▸ EXERCISE DIRECTIONS
For each line below that contains the string "Surf", copy that line.

Items from a figure collection

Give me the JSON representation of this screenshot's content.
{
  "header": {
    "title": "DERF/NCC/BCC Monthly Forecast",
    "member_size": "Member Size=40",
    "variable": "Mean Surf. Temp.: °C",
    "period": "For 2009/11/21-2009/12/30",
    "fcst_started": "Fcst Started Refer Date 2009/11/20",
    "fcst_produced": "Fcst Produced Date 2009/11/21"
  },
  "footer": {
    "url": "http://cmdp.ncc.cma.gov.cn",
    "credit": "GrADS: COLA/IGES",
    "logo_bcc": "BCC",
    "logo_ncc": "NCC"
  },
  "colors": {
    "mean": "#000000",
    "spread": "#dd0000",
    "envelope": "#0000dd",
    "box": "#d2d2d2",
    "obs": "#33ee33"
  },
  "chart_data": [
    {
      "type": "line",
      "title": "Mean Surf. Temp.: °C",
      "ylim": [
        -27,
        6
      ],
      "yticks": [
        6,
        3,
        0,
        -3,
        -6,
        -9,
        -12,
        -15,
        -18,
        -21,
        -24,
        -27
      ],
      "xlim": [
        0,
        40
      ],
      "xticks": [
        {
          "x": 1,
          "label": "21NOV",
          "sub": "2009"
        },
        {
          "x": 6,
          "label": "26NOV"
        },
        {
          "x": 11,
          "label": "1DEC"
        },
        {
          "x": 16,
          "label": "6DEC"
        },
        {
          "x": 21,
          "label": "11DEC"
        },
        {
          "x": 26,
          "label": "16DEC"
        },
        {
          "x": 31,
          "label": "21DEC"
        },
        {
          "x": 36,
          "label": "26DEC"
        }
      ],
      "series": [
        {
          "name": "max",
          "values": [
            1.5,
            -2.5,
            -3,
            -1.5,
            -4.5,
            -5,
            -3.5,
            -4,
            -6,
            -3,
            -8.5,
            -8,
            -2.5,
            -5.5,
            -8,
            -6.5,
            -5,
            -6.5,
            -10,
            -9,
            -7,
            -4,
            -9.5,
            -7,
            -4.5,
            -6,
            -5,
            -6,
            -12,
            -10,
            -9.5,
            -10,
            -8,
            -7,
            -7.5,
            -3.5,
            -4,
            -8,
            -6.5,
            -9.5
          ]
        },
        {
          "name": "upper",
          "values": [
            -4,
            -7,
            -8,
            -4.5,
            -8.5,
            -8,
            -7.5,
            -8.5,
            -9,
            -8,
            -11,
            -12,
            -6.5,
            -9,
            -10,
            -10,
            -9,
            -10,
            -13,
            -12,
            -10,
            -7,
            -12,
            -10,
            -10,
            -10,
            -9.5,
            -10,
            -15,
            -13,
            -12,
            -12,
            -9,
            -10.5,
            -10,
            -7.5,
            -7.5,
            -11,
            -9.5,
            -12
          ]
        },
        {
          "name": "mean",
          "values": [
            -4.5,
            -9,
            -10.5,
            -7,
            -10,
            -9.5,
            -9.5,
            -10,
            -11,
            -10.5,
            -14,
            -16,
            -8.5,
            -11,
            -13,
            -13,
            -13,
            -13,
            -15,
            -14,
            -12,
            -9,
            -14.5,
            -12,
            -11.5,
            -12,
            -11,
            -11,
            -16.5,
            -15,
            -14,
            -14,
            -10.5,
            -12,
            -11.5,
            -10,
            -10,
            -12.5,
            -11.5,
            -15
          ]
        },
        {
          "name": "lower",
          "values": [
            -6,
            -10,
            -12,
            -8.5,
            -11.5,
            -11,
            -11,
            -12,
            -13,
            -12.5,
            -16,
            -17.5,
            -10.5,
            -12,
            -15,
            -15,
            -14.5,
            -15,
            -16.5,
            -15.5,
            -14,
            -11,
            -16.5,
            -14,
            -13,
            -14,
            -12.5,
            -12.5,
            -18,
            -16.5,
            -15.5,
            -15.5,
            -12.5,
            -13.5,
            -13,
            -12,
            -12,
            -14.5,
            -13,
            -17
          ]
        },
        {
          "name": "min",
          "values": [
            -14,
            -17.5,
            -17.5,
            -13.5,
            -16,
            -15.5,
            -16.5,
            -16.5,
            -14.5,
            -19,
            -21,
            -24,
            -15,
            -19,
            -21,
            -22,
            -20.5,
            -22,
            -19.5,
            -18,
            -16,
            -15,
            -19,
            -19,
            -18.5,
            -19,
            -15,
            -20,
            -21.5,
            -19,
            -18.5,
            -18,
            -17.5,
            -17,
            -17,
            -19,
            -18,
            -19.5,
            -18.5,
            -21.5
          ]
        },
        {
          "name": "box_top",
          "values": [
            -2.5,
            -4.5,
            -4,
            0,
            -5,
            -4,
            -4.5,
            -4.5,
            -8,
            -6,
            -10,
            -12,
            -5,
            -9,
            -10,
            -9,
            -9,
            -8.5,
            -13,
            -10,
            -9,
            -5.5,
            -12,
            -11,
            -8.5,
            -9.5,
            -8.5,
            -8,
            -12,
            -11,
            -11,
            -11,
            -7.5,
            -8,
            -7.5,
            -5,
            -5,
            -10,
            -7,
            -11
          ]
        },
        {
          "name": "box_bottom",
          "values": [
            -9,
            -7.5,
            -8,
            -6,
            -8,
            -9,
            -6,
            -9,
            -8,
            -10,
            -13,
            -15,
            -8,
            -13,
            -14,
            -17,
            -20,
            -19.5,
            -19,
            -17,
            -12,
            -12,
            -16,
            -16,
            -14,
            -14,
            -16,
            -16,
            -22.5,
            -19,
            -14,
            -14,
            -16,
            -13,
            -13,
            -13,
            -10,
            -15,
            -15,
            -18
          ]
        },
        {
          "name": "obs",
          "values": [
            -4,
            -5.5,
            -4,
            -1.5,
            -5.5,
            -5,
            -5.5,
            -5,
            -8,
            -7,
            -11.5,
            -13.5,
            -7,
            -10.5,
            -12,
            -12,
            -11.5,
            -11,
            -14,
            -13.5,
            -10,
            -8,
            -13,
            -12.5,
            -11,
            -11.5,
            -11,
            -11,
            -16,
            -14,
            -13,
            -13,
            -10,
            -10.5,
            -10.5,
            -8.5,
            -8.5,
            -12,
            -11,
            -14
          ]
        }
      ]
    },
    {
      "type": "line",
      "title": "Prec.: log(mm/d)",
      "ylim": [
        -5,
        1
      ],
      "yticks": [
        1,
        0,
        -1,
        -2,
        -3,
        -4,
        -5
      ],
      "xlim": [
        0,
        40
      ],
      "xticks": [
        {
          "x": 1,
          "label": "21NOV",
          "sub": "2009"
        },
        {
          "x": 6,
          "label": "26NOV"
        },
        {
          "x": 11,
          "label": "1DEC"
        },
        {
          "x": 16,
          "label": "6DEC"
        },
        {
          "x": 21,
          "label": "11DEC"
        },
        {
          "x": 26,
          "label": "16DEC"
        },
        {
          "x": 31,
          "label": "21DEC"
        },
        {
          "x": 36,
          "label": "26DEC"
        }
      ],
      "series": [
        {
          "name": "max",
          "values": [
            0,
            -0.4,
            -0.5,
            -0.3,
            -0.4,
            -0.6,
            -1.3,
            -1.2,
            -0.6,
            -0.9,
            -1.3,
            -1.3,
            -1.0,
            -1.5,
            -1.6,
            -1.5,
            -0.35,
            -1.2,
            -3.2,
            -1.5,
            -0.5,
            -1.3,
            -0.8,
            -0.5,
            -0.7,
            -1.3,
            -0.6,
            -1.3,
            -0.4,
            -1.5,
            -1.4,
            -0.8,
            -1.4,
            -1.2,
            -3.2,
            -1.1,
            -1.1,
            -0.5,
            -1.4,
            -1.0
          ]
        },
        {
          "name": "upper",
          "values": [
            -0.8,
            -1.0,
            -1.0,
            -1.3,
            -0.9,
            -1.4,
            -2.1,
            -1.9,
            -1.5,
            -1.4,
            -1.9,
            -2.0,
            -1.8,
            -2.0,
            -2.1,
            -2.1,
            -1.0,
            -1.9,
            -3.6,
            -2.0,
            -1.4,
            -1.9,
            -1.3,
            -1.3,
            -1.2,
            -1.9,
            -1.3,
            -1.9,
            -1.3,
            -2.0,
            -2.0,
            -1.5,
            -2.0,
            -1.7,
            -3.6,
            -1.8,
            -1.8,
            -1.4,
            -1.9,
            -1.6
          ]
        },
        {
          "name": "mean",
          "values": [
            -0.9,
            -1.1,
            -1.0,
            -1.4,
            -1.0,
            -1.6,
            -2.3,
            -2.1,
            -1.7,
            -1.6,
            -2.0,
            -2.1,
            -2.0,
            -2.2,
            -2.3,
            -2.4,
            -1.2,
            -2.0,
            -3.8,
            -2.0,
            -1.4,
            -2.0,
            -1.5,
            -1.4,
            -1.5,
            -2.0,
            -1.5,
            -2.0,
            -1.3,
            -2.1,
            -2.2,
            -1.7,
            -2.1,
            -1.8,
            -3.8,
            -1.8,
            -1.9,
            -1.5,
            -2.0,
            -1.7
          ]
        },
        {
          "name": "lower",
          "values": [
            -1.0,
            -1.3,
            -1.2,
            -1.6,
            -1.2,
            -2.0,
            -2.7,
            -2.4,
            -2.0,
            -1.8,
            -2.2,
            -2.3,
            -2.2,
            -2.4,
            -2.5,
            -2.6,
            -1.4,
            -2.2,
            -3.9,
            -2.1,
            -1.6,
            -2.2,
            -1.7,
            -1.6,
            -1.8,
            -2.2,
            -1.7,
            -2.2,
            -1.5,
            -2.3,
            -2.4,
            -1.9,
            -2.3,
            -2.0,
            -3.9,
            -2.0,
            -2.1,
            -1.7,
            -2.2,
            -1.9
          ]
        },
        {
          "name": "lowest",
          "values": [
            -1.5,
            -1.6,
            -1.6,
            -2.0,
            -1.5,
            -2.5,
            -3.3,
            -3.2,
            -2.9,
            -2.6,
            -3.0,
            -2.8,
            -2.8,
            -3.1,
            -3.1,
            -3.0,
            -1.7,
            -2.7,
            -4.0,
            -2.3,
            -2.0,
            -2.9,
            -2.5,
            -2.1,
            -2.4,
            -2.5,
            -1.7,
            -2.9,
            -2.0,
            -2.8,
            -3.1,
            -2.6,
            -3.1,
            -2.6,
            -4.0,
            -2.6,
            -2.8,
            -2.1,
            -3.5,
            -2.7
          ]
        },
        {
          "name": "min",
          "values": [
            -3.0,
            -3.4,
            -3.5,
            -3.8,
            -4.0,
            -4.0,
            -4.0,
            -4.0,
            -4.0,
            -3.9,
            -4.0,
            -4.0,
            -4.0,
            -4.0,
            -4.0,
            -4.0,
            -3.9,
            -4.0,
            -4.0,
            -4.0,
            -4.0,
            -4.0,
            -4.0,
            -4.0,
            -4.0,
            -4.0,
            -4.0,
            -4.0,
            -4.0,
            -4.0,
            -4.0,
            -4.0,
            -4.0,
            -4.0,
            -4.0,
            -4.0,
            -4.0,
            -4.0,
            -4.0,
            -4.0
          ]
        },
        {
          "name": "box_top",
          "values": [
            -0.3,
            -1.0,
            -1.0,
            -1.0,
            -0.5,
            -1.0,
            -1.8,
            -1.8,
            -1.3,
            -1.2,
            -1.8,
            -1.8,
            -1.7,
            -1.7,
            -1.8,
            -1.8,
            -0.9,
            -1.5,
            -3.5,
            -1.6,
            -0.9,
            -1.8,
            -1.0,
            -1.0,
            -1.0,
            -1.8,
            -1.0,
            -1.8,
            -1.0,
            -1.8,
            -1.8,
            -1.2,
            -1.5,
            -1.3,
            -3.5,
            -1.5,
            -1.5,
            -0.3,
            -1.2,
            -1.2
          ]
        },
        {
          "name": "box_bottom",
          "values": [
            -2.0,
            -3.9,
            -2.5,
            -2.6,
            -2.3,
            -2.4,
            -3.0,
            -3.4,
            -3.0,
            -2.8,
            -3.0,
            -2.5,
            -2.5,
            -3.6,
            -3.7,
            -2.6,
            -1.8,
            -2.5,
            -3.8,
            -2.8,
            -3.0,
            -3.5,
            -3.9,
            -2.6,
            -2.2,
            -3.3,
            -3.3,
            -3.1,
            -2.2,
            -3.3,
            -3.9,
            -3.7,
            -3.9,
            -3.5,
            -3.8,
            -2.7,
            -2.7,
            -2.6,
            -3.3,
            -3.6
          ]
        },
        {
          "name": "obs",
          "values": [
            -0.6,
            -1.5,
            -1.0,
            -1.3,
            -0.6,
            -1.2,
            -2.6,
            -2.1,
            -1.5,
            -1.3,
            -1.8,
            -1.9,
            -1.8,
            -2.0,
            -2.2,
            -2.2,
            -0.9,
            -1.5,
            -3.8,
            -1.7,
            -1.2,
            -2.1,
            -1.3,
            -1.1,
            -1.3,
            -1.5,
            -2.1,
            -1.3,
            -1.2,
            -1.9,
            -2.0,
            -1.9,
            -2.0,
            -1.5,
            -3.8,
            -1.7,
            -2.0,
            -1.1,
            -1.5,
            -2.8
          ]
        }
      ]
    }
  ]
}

▸ FULL ANSWER
    "variable": "Mean Surf. Temp.: °C",
      "title": "Mean Surf. Temp.: °C",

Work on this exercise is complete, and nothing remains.